• REQUIRED TASK
Extract every line from the records below that contains the word "Transition".

• EXCERPTED DATA
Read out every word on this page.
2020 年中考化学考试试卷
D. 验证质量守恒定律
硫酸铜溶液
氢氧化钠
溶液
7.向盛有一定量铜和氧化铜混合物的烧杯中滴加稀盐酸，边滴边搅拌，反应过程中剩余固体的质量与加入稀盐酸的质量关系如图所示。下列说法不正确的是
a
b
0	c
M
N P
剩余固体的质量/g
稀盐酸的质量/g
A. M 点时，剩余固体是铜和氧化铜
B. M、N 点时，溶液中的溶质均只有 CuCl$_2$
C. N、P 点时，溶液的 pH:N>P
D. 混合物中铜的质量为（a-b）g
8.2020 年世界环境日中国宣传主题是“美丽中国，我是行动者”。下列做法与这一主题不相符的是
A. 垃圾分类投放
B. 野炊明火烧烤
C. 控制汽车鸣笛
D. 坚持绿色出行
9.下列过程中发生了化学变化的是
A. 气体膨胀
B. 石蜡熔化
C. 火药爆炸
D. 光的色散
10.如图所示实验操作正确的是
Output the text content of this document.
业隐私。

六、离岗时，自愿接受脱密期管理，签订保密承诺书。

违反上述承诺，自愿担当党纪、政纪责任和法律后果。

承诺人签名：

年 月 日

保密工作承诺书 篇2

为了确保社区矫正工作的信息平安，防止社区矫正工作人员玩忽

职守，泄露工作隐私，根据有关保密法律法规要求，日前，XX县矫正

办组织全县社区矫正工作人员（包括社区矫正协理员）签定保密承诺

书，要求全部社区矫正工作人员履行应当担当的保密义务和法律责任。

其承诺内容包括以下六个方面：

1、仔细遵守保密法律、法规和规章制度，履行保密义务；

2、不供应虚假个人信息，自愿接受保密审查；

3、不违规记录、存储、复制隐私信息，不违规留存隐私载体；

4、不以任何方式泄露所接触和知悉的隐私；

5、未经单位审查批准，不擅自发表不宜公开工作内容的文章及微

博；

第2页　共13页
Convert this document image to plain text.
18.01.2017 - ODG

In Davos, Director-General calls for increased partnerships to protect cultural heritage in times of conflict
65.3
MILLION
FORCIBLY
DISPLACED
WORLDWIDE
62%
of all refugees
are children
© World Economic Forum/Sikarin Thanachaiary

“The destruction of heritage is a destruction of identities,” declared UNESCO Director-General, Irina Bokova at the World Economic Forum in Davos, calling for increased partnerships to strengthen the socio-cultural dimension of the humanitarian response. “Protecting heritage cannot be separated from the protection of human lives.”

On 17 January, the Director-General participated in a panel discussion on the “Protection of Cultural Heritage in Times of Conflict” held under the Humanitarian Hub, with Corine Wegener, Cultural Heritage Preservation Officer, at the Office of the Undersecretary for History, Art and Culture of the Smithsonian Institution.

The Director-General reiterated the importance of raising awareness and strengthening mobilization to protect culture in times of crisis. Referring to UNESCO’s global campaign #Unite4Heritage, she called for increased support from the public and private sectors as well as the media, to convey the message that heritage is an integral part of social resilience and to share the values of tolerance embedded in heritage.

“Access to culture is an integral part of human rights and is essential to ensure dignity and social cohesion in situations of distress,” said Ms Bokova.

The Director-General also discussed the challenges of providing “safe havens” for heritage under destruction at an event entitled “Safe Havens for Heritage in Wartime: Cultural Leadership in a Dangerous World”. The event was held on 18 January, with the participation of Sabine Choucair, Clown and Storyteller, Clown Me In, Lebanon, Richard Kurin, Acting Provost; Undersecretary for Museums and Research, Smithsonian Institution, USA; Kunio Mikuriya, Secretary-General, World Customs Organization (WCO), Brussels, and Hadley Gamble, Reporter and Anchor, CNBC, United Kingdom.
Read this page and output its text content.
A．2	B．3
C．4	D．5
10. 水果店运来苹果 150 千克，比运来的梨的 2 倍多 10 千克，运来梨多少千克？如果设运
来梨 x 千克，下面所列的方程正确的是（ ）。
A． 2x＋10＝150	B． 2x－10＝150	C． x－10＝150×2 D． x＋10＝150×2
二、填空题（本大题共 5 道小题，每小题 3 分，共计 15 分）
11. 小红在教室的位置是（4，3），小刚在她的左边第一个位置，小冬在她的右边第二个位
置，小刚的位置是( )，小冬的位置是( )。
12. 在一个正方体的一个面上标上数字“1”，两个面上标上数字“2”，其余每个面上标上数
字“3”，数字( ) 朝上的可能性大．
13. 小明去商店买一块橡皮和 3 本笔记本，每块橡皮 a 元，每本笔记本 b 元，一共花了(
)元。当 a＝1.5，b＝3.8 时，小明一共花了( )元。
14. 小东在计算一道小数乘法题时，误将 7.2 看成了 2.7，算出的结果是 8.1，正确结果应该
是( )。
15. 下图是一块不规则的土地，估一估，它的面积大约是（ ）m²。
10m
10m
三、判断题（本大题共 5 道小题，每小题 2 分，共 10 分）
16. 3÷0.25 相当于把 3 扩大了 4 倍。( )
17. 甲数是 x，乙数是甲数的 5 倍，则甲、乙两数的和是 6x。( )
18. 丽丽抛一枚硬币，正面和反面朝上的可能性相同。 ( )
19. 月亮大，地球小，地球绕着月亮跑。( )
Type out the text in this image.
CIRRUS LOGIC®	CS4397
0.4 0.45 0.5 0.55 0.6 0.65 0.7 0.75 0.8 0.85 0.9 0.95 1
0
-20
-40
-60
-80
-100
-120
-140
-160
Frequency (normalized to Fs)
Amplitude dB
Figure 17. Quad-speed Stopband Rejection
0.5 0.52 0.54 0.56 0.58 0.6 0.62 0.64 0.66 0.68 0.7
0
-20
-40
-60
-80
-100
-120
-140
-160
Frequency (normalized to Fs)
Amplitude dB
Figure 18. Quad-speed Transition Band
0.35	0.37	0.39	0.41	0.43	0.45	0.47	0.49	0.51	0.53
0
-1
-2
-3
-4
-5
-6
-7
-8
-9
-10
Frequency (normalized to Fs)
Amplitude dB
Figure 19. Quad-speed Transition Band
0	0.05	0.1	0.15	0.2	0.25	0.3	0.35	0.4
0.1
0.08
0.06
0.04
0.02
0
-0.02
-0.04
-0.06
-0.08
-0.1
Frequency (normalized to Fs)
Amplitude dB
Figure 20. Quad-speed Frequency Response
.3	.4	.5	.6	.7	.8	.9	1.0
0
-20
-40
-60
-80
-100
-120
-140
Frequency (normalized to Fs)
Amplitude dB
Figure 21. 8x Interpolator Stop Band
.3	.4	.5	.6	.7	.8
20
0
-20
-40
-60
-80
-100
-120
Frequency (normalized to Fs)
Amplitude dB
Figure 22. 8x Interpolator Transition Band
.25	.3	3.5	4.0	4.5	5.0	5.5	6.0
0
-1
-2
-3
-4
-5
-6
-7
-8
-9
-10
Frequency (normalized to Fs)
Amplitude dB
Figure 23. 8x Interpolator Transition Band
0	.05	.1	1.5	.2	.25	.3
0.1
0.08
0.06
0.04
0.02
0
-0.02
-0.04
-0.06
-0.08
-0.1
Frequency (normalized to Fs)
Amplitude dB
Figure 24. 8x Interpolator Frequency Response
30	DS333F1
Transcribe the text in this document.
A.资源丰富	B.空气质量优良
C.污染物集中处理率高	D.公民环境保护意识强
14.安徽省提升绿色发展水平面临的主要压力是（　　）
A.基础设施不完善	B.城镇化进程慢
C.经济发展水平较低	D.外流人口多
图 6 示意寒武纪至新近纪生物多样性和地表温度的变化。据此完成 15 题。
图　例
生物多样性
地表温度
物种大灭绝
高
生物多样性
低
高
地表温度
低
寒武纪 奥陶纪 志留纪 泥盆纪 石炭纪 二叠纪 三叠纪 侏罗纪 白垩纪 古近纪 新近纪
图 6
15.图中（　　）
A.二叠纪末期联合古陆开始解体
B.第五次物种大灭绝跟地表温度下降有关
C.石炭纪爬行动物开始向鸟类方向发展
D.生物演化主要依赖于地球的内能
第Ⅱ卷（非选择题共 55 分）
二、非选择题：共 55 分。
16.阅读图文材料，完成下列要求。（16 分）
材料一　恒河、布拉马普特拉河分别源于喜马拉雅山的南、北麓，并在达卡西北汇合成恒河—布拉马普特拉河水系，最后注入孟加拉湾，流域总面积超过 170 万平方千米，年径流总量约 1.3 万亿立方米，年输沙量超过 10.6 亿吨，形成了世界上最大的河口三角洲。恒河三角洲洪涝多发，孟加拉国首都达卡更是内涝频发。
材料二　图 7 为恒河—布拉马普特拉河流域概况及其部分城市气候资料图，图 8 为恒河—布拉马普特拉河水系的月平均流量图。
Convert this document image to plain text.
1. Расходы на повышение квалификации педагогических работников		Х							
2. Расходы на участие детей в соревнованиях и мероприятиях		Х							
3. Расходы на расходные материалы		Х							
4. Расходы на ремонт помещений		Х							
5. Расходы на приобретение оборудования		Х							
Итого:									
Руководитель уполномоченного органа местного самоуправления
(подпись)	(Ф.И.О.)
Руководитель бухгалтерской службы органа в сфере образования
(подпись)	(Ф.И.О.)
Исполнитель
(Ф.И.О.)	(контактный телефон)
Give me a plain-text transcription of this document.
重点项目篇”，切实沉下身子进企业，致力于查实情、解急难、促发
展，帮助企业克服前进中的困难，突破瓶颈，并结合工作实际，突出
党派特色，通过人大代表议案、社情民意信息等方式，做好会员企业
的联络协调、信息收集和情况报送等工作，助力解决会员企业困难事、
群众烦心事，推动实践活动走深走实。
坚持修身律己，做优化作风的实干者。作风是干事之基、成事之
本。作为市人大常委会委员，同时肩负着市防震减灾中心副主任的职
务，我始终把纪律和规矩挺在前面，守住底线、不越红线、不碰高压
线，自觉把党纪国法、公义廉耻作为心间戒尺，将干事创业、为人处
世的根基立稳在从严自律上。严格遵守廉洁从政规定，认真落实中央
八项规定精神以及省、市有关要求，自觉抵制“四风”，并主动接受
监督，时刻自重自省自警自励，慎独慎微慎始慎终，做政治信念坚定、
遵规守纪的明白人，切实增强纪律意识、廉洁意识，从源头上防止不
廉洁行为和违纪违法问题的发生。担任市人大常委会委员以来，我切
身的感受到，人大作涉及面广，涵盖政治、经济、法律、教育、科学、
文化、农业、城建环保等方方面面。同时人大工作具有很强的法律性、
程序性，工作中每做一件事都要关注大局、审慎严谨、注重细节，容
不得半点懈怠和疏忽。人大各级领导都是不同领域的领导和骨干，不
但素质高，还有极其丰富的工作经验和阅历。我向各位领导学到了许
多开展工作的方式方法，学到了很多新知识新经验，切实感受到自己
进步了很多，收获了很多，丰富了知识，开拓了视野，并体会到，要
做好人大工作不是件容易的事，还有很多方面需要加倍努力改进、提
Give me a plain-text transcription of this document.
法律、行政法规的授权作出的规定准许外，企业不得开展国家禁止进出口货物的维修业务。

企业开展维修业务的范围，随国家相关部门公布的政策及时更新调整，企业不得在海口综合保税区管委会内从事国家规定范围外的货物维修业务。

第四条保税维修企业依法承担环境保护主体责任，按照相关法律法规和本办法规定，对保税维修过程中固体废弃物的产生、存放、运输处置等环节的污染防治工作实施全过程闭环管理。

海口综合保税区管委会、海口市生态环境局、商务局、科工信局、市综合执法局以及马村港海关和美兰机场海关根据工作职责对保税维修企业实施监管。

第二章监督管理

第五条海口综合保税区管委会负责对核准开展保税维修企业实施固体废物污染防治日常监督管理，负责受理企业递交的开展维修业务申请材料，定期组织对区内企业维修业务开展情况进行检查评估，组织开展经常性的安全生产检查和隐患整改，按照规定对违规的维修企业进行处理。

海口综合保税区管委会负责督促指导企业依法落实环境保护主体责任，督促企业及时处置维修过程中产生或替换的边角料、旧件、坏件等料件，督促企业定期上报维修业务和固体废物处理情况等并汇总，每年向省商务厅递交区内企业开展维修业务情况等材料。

• ANSWER TO THIS PROBLEM
Figure 18. Quad-speed Transition Band
Figure 19. Quad-speed Transition Band
Figure 22. 8x Interpolator Transition Band
Figure 23. 8x Interpolator Transition Band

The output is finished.